STATED EXERCISE ▸ Copy out every record below with complete accuracy.

[Dataset items]
┄┄┄┄┄┄

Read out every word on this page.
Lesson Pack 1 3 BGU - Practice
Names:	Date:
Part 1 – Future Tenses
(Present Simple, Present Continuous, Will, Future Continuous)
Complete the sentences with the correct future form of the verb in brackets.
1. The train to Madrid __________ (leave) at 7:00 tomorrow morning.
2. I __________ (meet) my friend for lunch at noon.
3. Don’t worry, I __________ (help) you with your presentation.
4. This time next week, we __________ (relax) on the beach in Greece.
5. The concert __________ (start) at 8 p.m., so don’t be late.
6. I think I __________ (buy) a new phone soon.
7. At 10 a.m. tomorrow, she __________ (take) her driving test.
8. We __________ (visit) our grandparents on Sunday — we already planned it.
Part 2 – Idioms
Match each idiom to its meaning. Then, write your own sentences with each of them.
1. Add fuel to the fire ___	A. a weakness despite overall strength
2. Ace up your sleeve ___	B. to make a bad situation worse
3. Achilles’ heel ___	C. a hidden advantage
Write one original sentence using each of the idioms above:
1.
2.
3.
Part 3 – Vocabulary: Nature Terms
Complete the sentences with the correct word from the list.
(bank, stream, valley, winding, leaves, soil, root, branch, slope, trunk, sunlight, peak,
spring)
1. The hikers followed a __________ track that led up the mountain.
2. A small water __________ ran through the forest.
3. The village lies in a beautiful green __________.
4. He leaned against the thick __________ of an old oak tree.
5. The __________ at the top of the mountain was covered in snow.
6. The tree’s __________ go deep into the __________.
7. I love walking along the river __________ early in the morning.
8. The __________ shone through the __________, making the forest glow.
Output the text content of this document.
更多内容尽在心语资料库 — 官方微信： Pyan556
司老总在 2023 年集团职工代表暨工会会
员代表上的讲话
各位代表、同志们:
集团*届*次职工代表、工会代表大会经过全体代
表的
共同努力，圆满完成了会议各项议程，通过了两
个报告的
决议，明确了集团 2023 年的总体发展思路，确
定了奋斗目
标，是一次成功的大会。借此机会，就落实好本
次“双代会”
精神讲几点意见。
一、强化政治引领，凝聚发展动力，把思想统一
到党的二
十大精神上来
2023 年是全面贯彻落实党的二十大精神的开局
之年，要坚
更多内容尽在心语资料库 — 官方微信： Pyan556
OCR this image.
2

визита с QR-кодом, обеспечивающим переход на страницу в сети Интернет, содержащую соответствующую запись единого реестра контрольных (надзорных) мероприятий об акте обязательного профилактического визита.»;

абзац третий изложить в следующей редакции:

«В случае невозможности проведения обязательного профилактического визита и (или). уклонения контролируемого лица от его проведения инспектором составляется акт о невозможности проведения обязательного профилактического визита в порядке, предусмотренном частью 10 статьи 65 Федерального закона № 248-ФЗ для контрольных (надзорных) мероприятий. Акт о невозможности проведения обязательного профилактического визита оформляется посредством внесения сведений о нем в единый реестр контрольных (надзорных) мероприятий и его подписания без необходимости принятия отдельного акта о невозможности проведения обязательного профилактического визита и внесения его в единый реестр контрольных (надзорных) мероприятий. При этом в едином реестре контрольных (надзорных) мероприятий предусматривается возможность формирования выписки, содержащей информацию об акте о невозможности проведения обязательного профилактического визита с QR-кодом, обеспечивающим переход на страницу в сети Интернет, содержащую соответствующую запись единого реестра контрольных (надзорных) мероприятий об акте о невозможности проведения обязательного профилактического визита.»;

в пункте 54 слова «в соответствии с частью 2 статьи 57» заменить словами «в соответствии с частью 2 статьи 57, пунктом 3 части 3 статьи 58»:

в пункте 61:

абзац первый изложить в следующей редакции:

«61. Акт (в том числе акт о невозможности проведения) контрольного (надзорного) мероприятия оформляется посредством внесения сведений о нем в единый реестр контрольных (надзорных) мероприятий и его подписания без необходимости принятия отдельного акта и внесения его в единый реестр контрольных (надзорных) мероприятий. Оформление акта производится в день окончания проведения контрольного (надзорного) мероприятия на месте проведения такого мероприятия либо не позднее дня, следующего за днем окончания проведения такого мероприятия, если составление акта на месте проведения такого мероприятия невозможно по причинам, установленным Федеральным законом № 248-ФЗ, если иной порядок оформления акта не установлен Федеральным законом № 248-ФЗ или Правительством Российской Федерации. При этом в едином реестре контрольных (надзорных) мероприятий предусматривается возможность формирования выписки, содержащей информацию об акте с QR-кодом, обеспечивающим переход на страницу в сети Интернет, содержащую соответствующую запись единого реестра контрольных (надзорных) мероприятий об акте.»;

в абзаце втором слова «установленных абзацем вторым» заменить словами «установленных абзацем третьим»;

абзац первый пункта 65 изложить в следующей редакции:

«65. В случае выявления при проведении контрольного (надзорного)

┄┄┄┄┄┄

TASK ANSWER ▸
Read out every word on this page.
Lesson Pack 1 3 BGU - Practice
Names:	Date:
Part 1 – Future Tenses
(Present Simple, Present Continuous, Will, Future Continuous)
Complete the sentences with the correct future form of the verb in brackets.
1. The train to Madrid __________ (leave) at 7:00 tomorrow morning.
2. I __________ (meet) my friend for lunch at noon.
3. Don’t worry, I __________ (help) you with your presentation.
4. This time next week, we __________ (relax) on the beach in Greece.
5. The concert __________ (start) at 8 p.m., so don’t be late.
6. I think I __________ (buy) a new phone soon.
7. At 10 a.m. tomorrow, she __________ (take) her driving test.
8. We __________ (visit) our grandparents on Sunday — we already planned it.
Part 2 – Idioms
Match each idiom to its meaning. Then, write your own sentences with each of them.
1. Add fuel to the fire ___	A. a weakness despite overall strength
2. Ace up your sleeve ___	B. to make a bad situation worse
3. Achilles’ heel ___	C. a hidden advantage
Write one original sentence using each of the idioms above:
1.
2.
3.
Part 3 – Vocabulary: Nature Terms
Complete the sentences with the correct word from the list.
(bank, stream, valley, winding, leaves, soil, root, branch, slope, trunk, sunlight, peak,
spring)
1. The hikers followed a __________ track that led up the mountain.
2. A small water __________ ran through the forest.
3. The village lies in a beautiful green __________.
4. He leaned against the thick __________ of an old oak tree.
5. The __________ at the top of the mountain was covered in snow.
6. The tree’s __________ go deep into the __________.
7. I love walking along the river __________ early in the morning.
8. The __________ shone through the __________, making the forest glow.
Output the text content of this document.
更多内容尽在心语资料库 — 官方微信： Pyan556
司老总在 2023 年集团职工代表暨工会会
员代表上的讲话
各位代表、同志们:
集团*届*次职工代表、工会代表大会经过全体代
表的
共同努力，圆满完成了会议各项议程，通过了两
个报告的
决议，明确了集团 2023 年的总体发展思路，确
定了奋斗目
标，是一次成功的大会。借此机会，就落实好本
次“双代会”
精神讲几点意见。
一、强化政治引领，凝聚发展动力，把思想统一
到党的二
十大精神上来
2023 年是全面贯彻落实党的二十大精神的开局
之年，要坚
更多内容尽在心语资料库 — 官方微信： Pyan556
OCR this image.
2

визита с QR-кодом, обеспечивающим переход на страницу в сети Интернет, содержащую соответствующую запись единого реестра контрольных (надзорных) мероприятий об акте обязательного профилактического визита.»;

абзац третий изложить в следующей редакции:

«В случае невозможности проведения обязательного профилактического визита и (или). уклонения контролируемого лица от его проведения инспектором составляется акт о невозможности проведения обязательного профилактического визита в порядке, предусмотренном частью 10 статьи 65 Федерального закона № 248-ФЗ для контрольных (надзорных) мероприятий. Акт о невозможности проведения обязательного профилактического визита оформляется посредством внесения сведений о нем в единый реестр контрольных (надзорных) мероприятий и его подписания без необходимости принятия отдельного акта о невозможности проведения обязательного профилактического визита и внесения его в единый реестр контрольных (надзорных) мероприятий. При этом в едином реестре контрольных (надзорных) мероприятий предусматривается возможность формирования выписки, содержащей информацию об акте о невозможности проведения обязательного профилактического визита с QR-кодом, обеспечивающим переход на страницу в сети Интернет, содержащую соответствующую запись единого реестра контрольных (надзорных) мероприятий об акте о невозможности проведения обязательного профилактического визита.»;

в пункте 54 слова «в соответствии с частью 2 статьи 57» заменить словами «в соответствии с частью 2 статьи 57, пунктом 3 части 3 статьи 58»:

в пункте 61:

абзац первый изложить в следующей редакции:

«61. Акт (в том числе акт о невозможности проведения) контрольного (надзорного) мероприятия оформляется посредством внесения сведений о нем в единый реестр контрольных (надзорных) мероприятий и его подписания без необходимости принятия отдельного акта и внесения его в единый реестр контрольных (надзорных) мероприятий. Оформление акта производится в день окончания проведения контрольного (надзорного) мероприятия на месте проведения такого мероприятия либо не позднее дня, следующего за днем окончания проведения такого мероприятия, если составление акта на месте проведения такого мероприятия невозможно по причинам, установленным Федеральным законом № 248-ФЗ, если иной порядок оформления акта не установлен Федеральным законом № 248-ФЗ или Правительством Российской Федерации. При этом в едином реестре контрольных (надзорных) мероприятий предусматривается возможность формирования выписки, содержащей информацию об акте с QR-кодом, обеспечивающим переход на страницу в сети Интернет, содержащую соответствующую запись единого реестра контрольных (надзорных) мероприятий об акте.»;

в абзаце втором слова «установленных абзацем вторым» заменить словами «установленных абзацем третьим»;

абзац первый пункта 65 изложить в следующей редакции:

«65. В случае выявления при проведении контрольного (надзорного)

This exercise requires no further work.